[TEXTE SOURCE]
La phrase de Bodin, déjà citée, a pour mérite de bien poser tout à la fois le champ d’action de la politique, et ses limites. La grandeur de la politique consiste à admettre la limitation du possible par liberté (ce que l’on peut), par rapport aux conditions existantes (la nécessité), que cela soit ou non compatible avec ce que l’on désire, le bonheur (ce que l’on veut). En matière d’art politique, comme pour tout art humain, la délimitation du possible ne revient ainsi ni à nier le rôle et l’efficacité propre de la volonté et de la pratique humaine, ni l’existence de nécessités indépendantes de celles-ci.
Si l’on considère maintenant la lutte entre classes, on constate qu’en général, il y a des décalages entre ce qui relève du désirable — ce que l’on veut (3), et ce qui relève du possible (ce que l’on peut).
Le possible en politique, comme dans le travail humain, ne peut être visé et réalisé que dans la mesure où il tient pleinement compte du nécessaire, en développant la capacité de le connaître, et par là de maîtriser la pratique. Pour que le pouvoir humain puisse en matière politique réaliser les objectifs qu’il s’est assigné, il lui faut agir en “connaissance de cause”, disposer d’une “science” de son objet. C’est ce qu’indique la formule de Bossuet : « Que vos yeux précèdent vos pas ». Formule qui indique à la fois que l’on s’oriente par “le voir”, la vision, en fonction de la situation où l’on se trouve, et, de la direction qu’on veut suivre (4). Comme le dit la formule populaire, il faut voir au-delà « du bout de son nez ».

[LIGNES DE DONNÉES]
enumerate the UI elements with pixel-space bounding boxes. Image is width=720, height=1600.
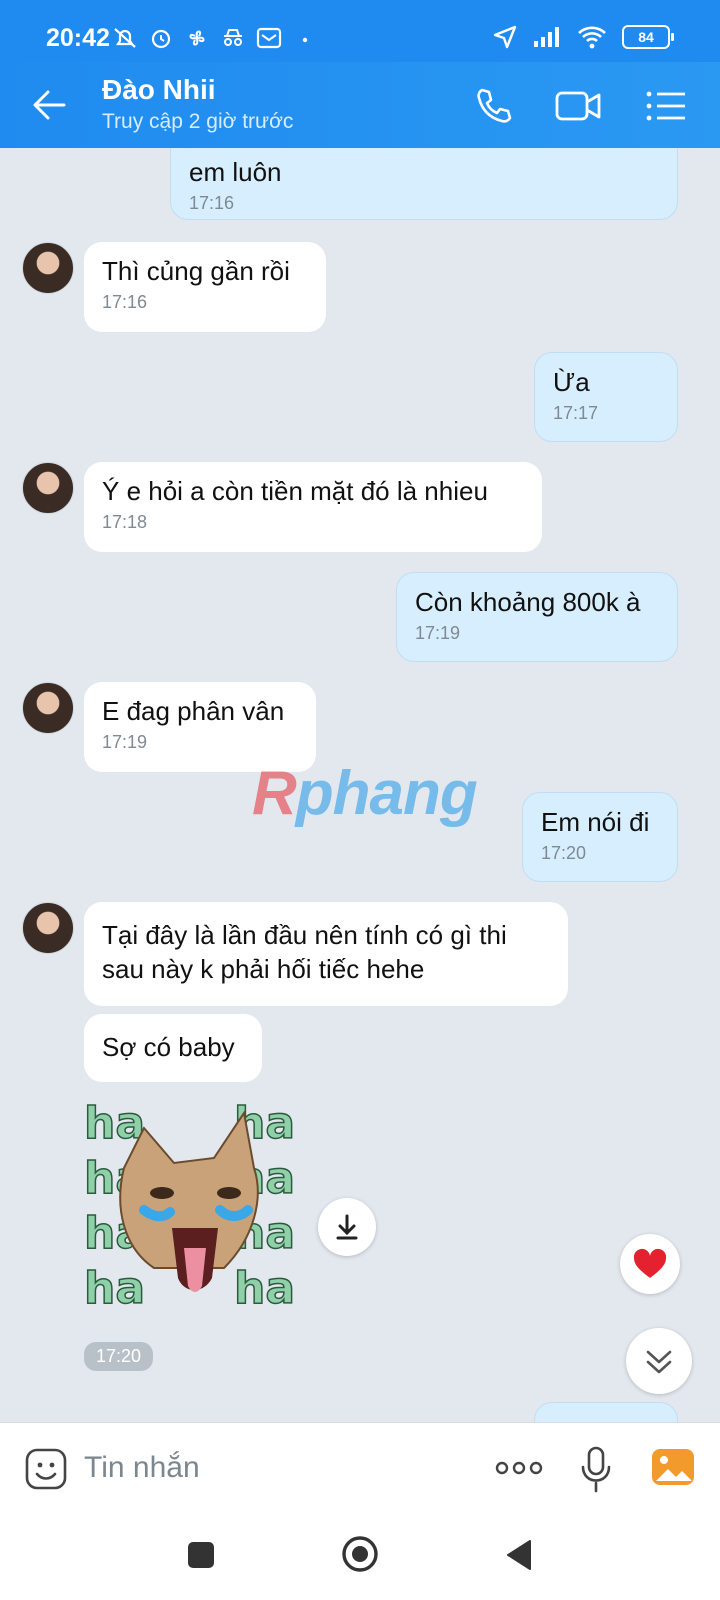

[ÉNONCÉ 1] Dans le texte source sur l’art politique, remplacez « décalages » par « écarts », puis réécrivez le passage allant de « Si l’on considère » à « que l’on peut). ».
[ÉNONCÉ 2] Rédigez la suite du texte sur l’art politique à partir de sa dernière phrase.

[CORRIGÉ 1]
Si l’on considère maintenant la lutte entre classes, on constate qu’en général, il y a des écarts entre ce qui relève du désirable — ce que l’on veut (3), et ce qui relève du possible (ce que l’on peut).

[CORRIGÉ 2]
Le champ de la politique, comme celui de l’art humain en général, peut ainsi être défini non comme échappant à tout déterminisme, mais comme ce qui relève de ce qui est dans la dépendance des hommes, par opposition au destin. Si la science du politique doit s’intéresser au « nécessaire » comme au possible, le champ propre de l’action politique se situe toujours dans le registre du possible.
Selon Aristote, les causes des événements relèvent pour une part de la nature, de la nécessité, ou du hasard, elles relèvent pour une autre des visées de l’esprit humain, de la volonté et de la pratique des hommes. En matière politique, par définition, le choix ne peut viser que ce qui dépend du pouvoir humain (sans sous-estimation, ni surestimation de ce qui est possible par liberté, par pratique).
Le plus ancien débat de la philosophie entre matérialisme et idéalisme, se trouve ici impliqué. On revient ainsi à la question posée au début de ce cours.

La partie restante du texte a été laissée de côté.